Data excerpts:
####
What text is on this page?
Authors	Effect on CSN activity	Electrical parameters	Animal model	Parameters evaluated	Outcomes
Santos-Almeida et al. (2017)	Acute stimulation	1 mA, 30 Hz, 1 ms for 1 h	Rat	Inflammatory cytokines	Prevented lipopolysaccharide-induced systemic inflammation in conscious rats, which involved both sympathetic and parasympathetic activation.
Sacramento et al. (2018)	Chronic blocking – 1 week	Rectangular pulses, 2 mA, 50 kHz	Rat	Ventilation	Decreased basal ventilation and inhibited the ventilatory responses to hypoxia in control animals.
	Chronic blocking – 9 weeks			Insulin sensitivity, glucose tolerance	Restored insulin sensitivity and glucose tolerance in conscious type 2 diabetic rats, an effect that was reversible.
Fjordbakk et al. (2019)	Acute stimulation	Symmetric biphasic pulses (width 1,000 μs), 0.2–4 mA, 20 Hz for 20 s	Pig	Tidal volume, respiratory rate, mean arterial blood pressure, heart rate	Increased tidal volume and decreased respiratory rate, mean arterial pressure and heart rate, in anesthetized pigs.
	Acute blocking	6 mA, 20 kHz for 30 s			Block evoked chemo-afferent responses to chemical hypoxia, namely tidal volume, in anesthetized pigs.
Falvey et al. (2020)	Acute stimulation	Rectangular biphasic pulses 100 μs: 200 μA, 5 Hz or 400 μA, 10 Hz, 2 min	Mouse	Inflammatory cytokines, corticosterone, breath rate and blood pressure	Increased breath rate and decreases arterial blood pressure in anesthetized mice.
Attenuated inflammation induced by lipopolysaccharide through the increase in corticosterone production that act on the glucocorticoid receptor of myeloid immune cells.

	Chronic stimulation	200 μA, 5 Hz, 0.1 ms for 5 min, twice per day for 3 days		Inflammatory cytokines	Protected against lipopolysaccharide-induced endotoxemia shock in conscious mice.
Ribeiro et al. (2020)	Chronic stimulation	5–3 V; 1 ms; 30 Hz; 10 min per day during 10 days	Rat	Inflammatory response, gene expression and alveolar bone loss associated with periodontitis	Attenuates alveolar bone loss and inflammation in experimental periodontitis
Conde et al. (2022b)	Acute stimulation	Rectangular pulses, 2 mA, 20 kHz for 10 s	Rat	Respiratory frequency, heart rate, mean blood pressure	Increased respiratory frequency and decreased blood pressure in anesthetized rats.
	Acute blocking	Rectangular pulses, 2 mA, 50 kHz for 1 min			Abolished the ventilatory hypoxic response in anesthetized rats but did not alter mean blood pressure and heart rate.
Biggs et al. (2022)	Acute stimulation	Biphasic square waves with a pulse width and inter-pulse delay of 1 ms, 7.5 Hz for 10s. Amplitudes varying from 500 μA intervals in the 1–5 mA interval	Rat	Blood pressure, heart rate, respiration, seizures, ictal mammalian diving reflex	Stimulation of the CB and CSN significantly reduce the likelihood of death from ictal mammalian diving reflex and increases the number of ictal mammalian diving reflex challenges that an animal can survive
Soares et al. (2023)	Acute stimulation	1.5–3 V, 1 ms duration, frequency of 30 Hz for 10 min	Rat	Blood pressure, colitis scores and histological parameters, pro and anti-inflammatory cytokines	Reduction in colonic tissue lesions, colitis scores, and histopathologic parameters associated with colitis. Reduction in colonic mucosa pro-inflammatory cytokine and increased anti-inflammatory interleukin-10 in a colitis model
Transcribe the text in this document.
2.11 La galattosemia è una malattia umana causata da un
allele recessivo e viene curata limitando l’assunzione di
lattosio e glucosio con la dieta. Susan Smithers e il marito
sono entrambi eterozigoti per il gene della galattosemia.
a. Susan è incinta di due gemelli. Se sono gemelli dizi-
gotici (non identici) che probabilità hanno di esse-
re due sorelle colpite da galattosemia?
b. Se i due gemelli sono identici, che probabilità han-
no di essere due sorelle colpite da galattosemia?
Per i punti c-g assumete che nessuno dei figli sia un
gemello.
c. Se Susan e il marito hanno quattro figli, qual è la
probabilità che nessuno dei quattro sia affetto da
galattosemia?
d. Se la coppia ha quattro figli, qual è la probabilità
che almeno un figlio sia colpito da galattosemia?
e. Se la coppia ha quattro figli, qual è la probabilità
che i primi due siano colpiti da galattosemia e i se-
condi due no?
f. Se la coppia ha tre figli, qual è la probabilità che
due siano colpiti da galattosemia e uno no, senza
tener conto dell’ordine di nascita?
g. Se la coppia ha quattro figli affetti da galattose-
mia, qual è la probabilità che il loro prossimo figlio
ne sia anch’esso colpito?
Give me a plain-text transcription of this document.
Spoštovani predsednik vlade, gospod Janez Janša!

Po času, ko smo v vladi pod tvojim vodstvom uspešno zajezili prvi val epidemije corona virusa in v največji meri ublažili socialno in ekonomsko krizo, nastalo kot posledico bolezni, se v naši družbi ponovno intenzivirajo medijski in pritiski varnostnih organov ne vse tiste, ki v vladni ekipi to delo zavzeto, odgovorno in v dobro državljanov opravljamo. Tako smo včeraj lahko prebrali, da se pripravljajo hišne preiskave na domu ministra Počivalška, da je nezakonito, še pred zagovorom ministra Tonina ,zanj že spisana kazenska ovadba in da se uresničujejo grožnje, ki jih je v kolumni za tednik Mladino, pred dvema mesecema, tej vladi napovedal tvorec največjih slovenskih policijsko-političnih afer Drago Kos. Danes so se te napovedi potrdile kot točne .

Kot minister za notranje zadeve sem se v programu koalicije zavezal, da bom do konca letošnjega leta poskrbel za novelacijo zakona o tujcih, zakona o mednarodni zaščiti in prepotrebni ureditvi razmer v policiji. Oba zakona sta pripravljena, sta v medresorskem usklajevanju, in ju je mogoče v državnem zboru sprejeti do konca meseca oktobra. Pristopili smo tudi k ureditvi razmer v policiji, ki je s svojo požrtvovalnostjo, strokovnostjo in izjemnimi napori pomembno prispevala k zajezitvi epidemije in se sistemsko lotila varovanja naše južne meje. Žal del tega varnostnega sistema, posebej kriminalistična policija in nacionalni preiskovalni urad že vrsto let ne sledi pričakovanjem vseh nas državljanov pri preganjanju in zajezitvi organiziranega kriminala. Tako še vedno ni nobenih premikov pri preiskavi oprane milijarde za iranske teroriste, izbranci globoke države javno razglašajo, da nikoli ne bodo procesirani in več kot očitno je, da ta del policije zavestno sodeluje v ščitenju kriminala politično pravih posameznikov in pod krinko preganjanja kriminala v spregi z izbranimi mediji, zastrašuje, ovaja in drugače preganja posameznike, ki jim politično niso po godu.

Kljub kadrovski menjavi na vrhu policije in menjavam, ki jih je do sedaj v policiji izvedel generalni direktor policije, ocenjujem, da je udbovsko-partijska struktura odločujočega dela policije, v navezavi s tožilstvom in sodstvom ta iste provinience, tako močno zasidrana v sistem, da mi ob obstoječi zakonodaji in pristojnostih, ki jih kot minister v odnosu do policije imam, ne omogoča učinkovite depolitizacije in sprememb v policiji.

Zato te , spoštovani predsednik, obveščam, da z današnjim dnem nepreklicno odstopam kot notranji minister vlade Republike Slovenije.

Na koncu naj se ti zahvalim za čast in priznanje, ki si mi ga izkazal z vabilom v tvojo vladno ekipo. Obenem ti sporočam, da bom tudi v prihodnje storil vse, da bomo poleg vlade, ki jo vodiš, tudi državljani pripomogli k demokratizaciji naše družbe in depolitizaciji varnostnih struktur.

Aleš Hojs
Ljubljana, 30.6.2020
####
◆ Assigned task:
Look over the records above and copy each line that includes the string "text".

◆ Written answer:
What text is on this page?
Transcribe the text in this document.
Give me a plain-text transcription of this document.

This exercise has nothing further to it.